→ PROBLEM REQUIREMENTS
Please write out the material below exactly as given.

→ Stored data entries
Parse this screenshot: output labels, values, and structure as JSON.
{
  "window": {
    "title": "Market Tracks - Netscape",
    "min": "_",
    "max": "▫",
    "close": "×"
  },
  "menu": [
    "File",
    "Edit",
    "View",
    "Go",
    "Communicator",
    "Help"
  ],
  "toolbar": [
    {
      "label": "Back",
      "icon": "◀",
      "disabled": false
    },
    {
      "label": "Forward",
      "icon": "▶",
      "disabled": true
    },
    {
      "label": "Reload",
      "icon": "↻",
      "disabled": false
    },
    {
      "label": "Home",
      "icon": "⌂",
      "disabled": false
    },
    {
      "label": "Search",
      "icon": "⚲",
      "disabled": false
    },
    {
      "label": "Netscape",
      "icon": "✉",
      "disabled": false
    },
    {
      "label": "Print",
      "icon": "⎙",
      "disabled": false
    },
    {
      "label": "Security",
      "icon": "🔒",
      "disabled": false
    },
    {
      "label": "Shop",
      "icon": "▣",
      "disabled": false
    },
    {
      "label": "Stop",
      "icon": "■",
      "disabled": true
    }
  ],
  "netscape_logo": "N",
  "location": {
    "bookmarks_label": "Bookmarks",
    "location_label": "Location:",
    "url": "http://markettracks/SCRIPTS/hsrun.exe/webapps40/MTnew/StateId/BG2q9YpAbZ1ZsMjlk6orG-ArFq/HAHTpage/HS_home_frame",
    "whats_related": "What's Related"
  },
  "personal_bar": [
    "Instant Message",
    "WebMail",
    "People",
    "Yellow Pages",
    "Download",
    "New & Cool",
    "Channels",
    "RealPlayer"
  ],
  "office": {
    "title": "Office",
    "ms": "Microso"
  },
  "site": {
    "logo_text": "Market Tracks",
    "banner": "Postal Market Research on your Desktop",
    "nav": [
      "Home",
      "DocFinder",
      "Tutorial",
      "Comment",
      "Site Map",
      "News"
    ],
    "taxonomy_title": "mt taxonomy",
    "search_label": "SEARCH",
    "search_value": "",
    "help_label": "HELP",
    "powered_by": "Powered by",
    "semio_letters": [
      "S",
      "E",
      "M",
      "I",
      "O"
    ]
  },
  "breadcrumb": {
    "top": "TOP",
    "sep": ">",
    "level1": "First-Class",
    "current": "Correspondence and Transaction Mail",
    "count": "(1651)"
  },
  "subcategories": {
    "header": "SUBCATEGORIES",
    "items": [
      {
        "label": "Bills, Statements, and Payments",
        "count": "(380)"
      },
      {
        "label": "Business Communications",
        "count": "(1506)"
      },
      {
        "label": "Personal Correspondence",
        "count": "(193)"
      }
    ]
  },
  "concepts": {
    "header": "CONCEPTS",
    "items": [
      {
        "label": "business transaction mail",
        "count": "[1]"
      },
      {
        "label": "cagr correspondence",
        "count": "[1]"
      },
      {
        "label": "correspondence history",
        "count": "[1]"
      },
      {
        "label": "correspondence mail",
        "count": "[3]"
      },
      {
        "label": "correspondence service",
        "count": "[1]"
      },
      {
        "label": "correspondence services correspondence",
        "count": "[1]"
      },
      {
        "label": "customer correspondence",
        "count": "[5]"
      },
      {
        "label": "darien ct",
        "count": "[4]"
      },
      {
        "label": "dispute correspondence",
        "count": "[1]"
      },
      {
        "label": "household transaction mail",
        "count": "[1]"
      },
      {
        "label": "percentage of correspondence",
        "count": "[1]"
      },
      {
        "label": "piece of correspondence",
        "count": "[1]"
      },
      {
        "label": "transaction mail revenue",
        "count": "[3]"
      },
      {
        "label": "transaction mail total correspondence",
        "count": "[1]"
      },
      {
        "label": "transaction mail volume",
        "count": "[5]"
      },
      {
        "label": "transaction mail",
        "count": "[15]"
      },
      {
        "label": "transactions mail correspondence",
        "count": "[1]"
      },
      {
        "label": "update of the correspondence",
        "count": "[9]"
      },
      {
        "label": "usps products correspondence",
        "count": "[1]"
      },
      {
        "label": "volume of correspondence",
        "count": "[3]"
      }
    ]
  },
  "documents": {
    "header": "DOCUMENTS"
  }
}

→ CORRECT OUTPUT
Parse this screenshot: output labels, values, and structure as JSON.
{
  "window": {
    "title": "Market Tracks - Netscape",
    "min": "_",
    "max": "▫",
    "close": "×"
  },
  "menu": [
    "File",
    "Edit",
    "View",
    "Go",
    "Communicator",
    "Help"
  ],
  "toolbar": [
    {
      "label": "Back",
      "icon": "◀",
      "disabled": false
    },
    {
      "label": "Forward",
      "icon": "▶",
      "disabled": true
    },
    {
      "label": "Reload",
      "icon": "↻",
      "disabled": false
    },
    {
      "label": "Home",
      "icon": "⌂",
      "disabled": false
    },
    {
      "label": "Search",
      "icon": "⚲",
      "disabled": false
    },
    {
      "label": "Netscape",
      "icon": "✉",
      "disabled": false
    },
    {
      "label": "Print",
      "icon": "⎙",
      "disabled": false
    },
    {
      "label": "Security",
      "icon": "🔒",
      "disabled": false
    },
    {
      "label": "Shop",
      "icon": "▣",
      "disabled": false
    },
    {
      "label": "Stop",
      "icon": "■",
      "disabled": true
    }
  ],
  "netscape_logo": "N",
  "location": {
    "bookmarks_label": "Bookmarks",
    "location_label": "Location:",
    "url": "http://markettracks/SCRIPTS/hsrun.exe/webapps40/MTnew/StateId/BG2q9YpAbZ1ZsMjlk6orG-ArFq/HAHTpage/HS_home_frame",
    "whats_related": "What's Related"
  },
  "personal_bar": [
    "Instant Message",
    "WebMail",
    "People",
    "Yellow Pages",
    "Download",
    "New & Cool",
    "Channels",
    "RealPlayer"
  ],
  "office": {
    "title": "Office",
    "ms": "Microso"
  },
  "site": {
    "logo_text": "Market Tracks",
    "banner": "Postal Market Research on your Desktop",
    "nav": [
      "Home",
      "DocFinder",
      "Tutorial",
      "Comment",
      "Site Map",
      "News"
    ],
    "taxonomy_title": "mt taxonomy",
    "search_label": "SEARCH",
    "search_value": "",
    "help_label": "HELP",
    "powered_by": "Powered by",
    "semio_letters": [
      "S",
      "E",
      "M",
      "I",
      "O"
    ]
  },
  "breadcrumb": {
    "top": "TOP",
    "sep": ">",
    "level1": "First-Class",
    "current": "Correspondence and Transaction Mail",
    "count": "(1651)"
  },
  "subcategories": {
    "header": "SUBCATEGORIES",
    "items": [
      {
        "label": "Bills, Statements, and Payments",
        "count": "(380)"
      },
      {
        "label": "Business Communications",
        "count": "(1506)"
      },
      {
        "label": "Personal Correspondence",
        "count": "(193)"
      }
    ]
  },
  "concepts": {
    "header": "CONCEPTS",
    "items": [
      {
        "label": "business transaction mail",
        "count": "[1]"
      },
      {
        "label": "cagr correspondence",
        "count": "[1]"
      },
      {
        "label": "correspondence history",
        "count": "[1]"
      },
      {
        "label": "correspondence mail",
        "count": "[3]"
      },
      {
        "label": "correspondence service",
        "count": "[1]"
      },
      {
        "label": "correspondence services correspondence",
        "count": "[1]"
      },
      {
        "label": "customer correspondence",
        "count": "[5]"
      },
      {
        "label": "darien ct",
        "count": "[4]"
      },
      {
        "label": "dispute correspondence",
        "count": "[1]"
      },
      {
        "label": "household transaction mail",
        "count": "[1]"
      },
      {
        "label": "percentage of correspondence",
        "count": "[1]"
      },
      {
        "label": "piece of correspondence",
        "count": "[1]"
      },
      {
        "label": "transaction mail revenue",
        "count": "[3]"
      },
      {
        "label": "transaction mail total correspondence",
        "count": "[1]"
      },
      {
        "label": "transaction mail volume",
        "count": "[5]"
      },
      {
        "label": "transaction mail",
        "count": "[15]"
      },
      {
        "label": "transactions mail correspondence",
        "count": "[1]"
      },
      {
        "label": "update of the correspondence",
        "count": "[9]"
      },
      {
        "label": "usps products correspondence",
        "count": "[1]"
      },
      {
        "label": "volume of correspondence",
        "count": "[3]"
      }
    ]
  },
  "documents": {
    "header": "DOCUMENTS"
  }
}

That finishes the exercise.